### Exercise directions:
Gather each line of the records where "MACD" appears.

### Data for the task:
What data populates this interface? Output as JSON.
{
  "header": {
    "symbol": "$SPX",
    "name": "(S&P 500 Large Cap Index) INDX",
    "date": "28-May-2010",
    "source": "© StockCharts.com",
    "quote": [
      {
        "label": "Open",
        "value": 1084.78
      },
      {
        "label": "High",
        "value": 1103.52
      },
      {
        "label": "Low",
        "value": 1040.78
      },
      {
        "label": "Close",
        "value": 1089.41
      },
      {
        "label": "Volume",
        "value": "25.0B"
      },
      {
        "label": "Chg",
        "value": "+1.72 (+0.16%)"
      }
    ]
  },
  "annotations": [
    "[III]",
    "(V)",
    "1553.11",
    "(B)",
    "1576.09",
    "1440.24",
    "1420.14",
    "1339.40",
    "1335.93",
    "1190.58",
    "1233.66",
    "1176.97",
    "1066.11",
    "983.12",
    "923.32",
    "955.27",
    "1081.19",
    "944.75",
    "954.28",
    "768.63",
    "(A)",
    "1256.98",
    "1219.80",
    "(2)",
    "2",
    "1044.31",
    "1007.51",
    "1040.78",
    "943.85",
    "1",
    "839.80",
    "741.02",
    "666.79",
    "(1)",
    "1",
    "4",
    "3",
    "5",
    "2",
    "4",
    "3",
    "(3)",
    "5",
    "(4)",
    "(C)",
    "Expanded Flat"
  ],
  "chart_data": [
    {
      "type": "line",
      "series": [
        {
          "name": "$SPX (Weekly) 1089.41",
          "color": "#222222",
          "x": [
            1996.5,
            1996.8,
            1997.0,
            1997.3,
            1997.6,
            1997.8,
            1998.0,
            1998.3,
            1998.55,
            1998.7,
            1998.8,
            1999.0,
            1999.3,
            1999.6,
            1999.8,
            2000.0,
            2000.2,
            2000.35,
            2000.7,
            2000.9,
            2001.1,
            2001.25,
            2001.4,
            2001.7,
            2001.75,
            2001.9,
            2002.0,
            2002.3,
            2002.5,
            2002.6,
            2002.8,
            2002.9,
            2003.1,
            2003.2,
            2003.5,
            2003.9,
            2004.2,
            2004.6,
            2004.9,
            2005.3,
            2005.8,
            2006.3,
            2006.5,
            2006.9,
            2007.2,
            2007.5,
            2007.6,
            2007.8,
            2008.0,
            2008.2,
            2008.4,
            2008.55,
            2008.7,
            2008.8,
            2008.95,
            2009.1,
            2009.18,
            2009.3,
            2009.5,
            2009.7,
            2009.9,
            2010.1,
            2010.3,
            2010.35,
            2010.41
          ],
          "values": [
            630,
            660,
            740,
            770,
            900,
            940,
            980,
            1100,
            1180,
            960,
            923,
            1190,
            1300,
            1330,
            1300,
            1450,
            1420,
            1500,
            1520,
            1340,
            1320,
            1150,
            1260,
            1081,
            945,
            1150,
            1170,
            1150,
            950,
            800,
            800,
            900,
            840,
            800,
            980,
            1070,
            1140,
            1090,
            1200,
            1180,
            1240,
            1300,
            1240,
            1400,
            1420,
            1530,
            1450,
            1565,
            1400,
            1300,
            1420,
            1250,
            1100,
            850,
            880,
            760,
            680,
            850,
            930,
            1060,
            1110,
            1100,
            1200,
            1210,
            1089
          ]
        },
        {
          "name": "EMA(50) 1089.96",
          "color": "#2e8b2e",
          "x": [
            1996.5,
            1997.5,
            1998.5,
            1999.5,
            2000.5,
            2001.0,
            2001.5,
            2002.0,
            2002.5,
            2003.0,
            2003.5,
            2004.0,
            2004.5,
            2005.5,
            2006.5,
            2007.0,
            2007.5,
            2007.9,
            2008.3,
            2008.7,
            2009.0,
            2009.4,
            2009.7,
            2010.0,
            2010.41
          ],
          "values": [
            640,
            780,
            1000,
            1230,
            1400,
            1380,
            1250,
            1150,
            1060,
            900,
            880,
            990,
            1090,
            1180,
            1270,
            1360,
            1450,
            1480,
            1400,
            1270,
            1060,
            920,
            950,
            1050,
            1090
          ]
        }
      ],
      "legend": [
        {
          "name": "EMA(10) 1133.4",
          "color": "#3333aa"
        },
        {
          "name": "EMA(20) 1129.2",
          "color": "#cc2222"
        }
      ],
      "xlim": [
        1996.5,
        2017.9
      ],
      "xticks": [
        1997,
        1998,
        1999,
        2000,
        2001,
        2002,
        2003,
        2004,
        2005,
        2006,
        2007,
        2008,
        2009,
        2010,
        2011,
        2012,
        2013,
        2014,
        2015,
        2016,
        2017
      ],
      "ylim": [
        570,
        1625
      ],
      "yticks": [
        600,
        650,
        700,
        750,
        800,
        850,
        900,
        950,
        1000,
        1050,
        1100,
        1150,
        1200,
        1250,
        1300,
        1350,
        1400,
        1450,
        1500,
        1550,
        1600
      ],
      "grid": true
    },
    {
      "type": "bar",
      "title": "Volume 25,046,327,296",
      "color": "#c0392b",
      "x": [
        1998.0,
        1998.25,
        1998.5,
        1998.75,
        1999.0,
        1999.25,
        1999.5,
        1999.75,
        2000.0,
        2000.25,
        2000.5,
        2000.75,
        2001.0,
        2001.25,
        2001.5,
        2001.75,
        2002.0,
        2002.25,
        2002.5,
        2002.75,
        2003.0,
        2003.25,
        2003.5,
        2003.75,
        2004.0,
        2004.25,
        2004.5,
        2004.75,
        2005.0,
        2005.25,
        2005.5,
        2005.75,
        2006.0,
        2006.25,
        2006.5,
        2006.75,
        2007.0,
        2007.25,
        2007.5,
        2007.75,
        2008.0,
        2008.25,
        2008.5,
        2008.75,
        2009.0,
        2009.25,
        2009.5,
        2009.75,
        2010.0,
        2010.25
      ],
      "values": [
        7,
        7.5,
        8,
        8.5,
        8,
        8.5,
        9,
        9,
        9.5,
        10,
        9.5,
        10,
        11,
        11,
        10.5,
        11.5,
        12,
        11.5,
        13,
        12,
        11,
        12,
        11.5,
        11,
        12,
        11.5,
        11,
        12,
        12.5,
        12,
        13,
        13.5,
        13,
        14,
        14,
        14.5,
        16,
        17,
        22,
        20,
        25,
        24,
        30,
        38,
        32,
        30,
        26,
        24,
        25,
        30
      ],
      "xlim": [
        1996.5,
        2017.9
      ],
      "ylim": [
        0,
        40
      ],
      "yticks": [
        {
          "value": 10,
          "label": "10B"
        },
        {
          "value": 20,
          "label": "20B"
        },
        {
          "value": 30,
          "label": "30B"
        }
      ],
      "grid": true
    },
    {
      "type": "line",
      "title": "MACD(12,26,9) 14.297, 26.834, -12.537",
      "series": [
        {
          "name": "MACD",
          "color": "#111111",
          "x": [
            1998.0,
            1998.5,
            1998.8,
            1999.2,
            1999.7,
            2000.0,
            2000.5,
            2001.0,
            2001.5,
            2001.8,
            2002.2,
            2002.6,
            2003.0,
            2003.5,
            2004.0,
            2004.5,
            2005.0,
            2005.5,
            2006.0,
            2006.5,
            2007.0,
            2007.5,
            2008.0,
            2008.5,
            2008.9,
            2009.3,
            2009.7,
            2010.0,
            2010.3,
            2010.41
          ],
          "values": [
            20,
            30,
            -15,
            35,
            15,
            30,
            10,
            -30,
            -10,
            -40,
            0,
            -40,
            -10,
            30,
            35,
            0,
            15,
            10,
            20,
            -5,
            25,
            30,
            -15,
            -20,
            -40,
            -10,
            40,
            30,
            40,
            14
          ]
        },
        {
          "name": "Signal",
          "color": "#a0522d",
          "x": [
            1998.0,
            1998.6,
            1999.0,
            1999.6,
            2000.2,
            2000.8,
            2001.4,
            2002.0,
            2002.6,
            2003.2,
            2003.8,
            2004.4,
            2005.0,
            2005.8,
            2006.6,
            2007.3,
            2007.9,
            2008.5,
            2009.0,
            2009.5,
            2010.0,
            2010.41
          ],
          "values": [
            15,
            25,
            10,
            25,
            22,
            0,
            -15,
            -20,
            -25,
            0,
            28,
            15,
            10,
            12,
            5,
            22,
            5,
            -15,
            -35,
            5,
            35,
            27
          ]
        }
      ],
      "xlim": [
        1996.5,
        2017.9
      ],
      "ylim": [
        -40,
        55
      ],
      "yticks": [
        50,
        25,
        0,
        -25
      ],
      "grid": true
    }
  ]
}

### Exercise solution:
      "title": "MACD(12,26,9) 14.297, 26.834, -12.537",
          "name": "MACD",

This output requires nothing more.